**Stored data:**
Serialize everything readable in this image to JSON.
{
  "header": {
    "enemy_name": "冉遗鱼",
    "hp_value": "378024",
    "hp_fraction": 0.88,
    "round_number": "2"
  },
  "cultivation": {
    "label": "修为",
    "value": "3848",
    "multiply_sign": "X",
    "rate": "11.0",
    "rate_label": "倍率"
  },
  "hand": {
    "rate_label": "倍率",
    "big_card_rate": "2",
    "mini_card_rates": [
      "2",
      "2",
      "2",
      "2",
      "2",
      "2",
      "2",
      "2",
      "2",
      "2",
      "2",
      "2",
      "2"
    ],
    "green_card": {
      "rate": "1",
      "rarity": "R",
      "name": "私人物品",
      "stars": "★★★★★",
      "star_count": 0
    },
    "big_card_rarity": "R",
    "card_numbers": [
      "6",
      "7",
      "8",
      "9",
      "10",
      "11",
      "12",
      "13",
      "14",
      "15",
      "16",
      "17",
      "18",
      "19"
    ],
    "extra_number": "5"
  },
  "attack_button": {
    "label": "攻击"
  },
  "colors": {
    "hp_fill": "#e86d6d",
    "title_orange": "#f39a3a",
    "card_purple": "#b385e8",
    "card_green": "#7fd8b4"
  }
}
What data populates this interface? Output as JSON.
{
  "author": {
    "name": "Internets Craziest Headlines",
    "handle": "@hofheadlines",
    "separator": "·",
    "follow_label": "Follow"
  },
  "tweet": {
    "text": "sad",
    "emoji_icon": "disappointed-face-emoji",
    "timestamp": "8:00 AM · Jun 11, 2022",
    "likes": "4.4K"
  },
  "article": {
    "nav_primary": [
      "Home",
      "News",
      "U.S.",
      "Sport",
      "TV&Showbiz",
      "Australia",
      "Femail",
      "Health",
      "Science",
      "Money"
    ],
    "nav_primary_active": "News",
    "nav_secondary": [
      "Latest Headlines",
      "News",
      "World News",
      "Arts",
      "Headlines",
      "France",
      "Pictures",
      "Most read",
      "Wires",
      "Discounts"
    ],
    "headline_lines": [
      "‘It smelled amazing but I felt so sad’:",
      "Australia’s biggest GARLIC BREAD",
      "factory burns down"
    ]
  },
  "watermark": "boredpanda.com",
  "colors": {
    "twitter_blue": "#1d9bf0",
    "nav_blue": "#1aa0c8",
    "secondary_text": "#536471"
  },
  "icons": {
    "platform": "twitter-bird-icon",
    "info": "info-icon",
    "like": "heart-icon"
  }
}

**Direction:** Exactly reproduce all of the entries above.

**Expected output:**
Serialize everything readable in this image to JSON.
{
  "header": {
    "enemy_name": "冉遗鱼",
    "hp_value": "378024",
    "hp_fraction": 0.88,
    "round_number": "2"
  },
  "cultivation": {
    "label": "修为",
    "value": "3848",
    "multiply_sign": "X",
    "rate": "11.0",
    "rate_label": "倍率"
  },
  "hand": {
    "rate_label": "倍率",
    "big_card_rate": "2",
    "mini_card_rates": [
      "2",
      "2",
      "2",
      "2",
      "2",
      "2",
      "2",
      "2",
      "2",
      "2",
      "2",
      "2",
      "2"
    ],
    "green_card": {
      "rate": "1",
      "rarity": "R",
      "name": "私人物品",
      "stars": "★★★★★",
      "star_count": 0
    },
    "big_card_rarity": "R",
    "card_numbers": [
      "6",
      "7",
      "8",
      "9",
      "10",
      "11",
      "12",
      "13",
      "14",
      "15",
      "16",
      "17",
      "18",
      "19"
    ],
    "extra_number": "5"
  },
  "attack_button": {
    "label": "攻击"
  },
  "colors": {
    "hp_fill": "#e86d6d",
    "title_orange": "#f39a3a",
    "card_purple": "#b385e8",
    "card_green": "#7fd8b4"
  }
}
What data populates this interface? Output as JSON.
{
  "author": {
    "name": "Internets Craziest Headlines",
    "handle": "@hofheadlines",
    "separator": "·",
    "follow_label": "Follow"
  },
  "tweet": {
    "text": "sad",
    "emoji_icon": "disappointed-face-emoji",
    "timestamp": "8:00 AM · Jun 11, 2022",
    "likes": "4.4K"
  },
  "article": {
    "nav_primary": [
      "Home",
      "News",
      "U.S.",
      "Sport",
      "TV&Showbiz",
      "Australia",
      "Femail",
      "Health",
      "Science",
      "Money"
    ],
    "nav_primary_active": "News",
    "nav_secondary": [
      "Latest Headlines",
      "News",
      "World News",
      "Arts",
      "Headlines",
      "France",
      "Pictures",
      "Most read",
      "Wires",
      "Discounts"
    ],
    "headline_lines": [
      "‘It smelled amazing but I felt so sad’:",
      "Australia’s biggest GARLIC BREAD",
      "factory burns down"
    ]
  },
  "watermark": "boredpanda.com",
  "colors": {
    "twitter_blue": "#1d9bf0",
    "nav_blue": "#1aa0c8",
    "secondary_text": "#536471"
  },
  "icons": {
    "platform": "twitter-bird-icon",
    "info": "info-icon",
    "like": "heart-icon"
  }
}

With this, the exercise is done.